──────── DATASET ROWS ────────

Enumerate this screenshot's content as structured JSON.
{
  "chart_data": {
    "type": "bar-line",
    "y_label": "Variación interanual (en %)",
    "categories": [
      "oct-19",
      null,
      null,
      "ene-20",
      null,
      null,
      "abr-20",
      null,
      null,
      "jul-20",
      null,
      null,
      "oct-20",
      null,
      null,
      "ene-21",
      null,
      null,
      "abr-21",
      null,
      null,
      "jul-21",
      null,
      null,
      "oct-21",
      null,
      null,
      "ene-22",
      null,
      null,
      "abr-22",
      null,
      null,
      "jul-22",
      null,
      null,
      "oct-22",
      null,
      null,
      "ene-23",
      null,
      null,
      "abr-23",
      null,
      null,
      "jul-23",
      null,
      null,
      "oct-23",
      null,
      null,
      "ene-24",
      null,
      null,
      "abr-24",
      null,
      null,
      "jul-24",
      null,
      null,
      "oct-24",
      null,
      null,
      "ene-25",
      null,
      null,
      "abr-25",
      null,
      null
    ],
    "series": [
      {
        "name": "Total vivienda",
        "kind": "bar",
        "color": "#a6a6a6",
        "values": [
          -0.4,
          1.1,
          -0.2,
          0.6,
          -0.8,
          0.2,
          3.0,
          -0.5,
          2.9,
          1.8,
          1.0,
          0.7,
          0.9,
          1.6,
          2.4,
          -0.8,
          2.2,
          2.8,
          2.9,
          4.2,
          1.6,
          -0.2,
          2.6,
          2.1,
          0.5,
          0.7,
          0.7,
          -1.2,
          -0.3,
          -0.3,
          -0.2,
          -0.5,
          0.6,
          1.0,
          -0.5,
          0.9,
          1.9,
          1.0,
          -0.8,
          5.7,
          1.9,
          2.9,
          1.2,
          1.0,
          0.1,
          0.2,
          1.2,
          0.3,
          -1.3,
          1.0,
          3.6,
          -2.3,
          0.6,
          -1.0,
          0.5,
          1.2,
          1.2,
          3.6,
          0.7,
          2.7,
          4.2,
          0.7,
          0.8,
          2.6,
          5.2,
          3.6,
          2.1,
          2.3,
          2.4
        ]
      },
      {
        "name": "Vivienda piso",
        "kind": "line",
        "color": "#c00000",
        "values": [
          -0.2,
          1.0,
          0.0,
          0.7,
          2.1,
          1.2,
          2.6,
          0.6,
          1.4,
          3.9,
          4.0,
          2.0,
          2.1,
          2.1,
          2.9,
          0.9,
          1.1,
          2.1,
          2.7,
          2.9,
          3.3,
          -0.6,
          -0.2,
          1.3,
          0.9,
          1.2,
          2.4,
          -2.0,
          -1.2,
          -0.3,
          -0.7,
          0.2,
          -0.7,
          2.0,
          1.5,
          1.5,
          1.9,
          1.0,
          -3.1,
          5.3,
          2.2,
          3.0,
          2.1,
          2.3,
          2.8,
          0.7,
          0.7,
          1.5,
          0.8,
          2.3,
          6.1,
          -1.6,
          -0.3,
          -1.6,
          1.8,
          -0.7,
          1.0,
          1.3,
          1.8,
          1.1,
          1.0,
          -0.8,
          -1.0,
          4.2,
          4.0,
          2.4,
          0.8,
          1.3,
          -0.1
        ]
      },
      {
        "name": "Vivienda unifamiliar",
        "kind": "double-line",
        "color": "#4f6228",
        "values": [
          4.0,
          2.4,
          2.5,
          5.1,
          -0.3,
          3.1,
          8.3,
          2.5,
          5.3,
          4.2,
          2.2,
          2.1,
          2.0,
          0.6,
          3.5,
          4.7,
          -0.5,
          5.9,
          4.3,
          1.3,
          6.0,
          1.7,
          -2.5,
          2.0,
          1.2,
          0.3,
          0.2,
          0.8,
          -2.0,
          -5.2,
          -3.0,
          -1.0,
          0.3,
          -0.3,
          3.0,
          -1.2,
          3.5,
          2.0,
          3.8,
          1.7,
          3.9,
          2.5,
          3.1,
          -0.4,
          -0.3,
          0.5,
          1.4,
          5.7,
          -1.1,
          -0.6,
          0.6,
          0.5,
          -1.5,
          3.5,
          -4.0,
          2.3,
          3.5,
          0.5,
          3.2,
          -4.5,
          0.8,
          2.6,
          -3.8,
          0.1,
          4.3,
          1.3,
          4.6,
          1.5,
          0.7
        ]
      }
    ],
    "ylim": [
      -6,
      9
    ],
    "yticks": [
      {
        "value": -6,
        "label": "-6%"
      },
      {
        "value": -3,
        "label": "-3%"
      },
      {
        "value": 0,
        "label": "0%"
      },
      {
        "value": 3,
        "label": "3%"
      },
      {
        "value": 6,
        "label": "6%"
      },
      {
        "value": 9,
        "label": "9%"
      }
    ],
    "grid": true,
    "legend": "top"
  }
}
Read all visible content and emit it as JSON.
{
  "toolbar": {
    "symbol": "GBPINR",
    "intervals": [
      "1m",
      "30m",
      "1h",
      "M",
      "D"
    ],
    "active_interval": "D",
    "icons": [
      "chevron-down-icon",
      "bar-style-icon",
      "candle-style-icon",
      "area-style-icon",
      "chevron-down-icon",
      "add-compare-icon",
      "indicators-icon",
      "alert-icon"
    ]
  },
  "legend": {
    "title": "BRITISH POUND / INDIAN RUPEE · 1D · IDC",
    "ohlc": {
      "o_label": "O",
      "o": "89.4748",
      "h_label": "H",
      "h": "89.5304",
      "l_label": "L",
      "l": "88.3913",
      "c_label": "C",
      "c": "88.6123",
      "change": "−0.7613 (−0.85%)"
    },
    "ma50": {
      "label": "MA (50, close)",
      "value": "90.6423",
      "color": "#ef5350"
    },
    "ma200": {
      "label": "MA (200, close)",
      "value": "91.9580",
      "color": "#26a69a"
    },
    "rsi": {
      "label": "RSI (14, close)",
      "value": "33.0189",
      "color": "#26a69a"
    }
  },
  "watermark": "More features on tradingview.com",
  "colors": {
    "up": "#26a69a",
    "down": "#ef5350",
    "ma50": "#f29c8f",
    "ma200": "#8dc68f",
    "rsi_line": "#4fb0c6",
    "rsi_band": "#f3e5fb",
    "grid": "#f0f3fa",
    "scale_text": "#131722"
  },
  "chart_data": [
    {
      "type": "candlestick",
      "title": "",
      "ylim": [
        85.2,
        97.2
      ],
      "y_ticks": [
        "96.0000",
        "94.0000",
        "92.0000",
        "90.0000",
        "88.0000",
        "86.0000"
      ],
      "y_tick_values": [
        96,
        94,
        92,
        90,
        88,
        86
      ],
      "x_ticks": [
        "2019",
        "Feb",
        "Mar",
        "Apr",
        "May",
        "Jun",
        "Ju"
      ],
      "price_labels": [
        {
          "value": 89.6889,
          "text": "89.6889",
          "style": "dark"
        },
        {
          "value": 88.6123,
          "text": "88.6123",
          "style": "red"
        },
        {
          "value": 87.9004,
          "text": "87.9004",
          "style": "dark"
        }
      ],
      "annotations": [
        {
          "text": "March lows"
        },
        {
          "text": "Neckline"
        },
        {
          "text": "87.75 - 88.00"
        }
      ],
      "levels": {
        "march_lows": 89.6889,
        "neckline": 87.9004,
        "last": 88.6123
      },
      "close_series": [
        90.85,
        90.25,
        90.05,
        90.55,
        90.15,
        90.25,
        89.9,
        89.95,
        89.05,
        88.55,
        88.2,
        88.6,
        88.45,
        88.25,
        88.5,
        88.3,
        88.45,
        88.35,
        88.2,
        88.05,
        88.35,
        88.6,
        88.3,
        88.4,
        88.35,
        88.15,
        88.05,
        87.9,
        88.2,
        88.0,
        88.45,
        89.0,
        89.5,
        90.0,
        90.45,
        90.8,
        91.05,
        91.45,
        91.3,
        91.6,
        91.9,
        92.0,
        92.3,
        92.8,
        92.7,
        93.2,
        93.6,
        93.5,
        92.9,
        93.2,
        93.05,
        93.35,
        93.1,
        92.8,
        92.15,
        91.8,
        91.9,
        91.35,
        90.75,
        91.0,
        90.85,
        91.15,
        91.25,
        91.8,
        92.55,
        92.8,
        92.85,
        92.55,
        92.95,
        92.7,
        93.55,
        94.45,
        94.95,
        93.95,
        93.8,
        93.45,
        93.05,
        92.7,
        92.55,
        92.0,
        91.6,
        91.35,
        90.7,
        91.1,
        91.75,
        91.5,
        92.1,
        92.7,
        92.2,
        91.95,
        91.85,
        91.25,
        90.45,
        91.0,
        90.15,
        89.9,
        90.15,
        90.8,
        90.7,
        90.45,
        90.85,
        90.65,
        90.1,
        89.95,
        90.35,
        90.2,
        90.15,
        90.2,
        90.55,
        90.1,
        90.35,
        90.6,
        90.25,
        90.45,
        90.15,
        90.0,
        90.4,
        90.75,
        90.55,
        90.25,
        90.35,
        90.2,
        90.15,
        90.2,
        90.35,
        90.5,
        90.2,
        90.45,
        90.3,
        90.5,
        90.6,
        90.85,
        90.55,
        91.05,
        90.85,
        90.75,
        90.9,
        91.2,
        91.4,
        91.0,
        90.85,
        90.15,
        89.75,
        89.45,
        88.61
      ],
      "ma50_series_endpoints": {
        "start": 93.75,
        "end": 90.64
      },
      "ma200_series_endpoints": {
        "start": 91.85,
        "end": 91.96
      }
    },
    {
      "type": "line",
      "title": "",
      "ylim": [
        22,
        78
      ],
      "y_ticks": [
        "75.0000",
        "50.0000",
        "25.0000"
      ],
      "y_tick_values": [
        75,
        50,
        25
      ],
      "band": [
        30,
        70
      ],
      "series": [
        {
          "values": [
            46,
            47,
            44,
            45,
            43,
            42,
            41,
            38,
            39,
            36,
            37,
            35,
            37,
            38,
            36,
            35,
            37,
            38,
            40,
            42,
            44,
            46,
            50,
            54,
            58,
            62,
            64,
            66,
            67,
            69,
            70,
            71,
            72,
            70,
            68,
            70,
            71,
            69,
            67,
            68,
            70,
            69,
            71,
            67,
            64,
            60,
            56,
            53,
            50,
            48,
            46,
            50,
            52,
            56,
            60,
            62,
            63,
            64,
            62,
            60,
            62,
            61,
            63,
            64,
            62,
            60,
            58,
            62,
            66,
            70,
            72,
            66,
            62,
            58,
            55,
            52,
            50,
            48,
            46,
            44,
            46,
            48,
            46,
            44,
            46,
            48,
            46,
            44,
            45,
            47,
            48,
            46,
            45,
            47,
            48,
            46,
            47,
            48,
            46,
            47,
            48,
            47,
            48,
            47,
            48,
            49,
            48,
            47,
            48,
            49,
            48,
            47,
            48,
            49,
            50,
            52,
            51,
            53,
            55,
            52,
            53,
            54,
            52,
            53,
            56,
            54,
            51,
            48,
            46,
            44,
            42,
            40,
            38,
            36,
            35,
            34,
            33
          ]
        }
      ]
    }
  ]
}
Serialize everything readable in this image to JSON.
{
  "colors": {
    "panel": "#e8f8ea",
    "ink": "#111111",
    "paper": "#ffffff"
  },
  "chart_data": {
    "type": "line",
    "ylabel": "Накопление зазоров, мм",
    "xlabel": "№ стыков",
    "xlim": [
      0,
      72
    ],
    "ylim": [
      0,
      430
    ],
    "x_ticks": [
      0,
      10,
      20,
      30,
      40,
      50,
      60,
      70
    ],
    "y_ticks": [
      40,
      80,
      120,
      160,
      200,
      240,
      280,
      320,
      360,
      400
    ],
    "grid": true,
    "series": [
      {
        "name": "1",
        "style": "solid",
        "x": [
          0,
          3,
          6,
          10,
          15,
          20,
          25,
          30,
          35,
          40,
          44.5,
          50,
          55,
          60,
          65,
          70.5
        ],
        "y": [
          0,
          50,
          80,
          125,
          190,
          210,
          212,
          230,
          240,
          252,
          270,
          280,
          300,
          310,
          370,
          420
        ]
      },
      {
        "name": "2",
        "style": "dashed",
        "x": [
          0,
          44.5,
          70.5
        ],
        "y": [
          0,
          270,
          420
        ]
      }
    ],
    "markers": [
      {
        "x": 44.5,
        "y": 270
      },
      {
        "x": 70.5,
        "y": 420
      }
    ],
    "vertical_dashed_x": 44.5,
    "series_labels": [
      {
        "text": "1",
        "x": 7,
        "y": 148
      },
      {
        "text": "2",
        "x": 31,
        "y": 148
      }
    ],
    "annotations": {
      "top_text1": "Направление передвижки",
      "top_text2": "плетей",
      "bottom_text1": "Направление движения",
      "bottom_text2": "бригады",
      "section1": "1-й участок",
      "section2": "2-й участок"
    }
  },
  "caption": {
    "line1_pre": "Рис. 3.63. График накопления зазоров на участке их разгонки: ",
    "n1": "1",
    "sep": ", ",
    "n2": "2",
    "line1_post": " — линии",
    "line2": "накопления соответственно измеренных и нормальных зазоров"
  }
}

────────

▶ WHAT TO PRODUCE: Pick out, from the lines above, every one that contains the string "Направление".

▶ TASK OUTPUT:
      "top_text1": "Направление передвижки",
      "bottom_text1": "Направление движения",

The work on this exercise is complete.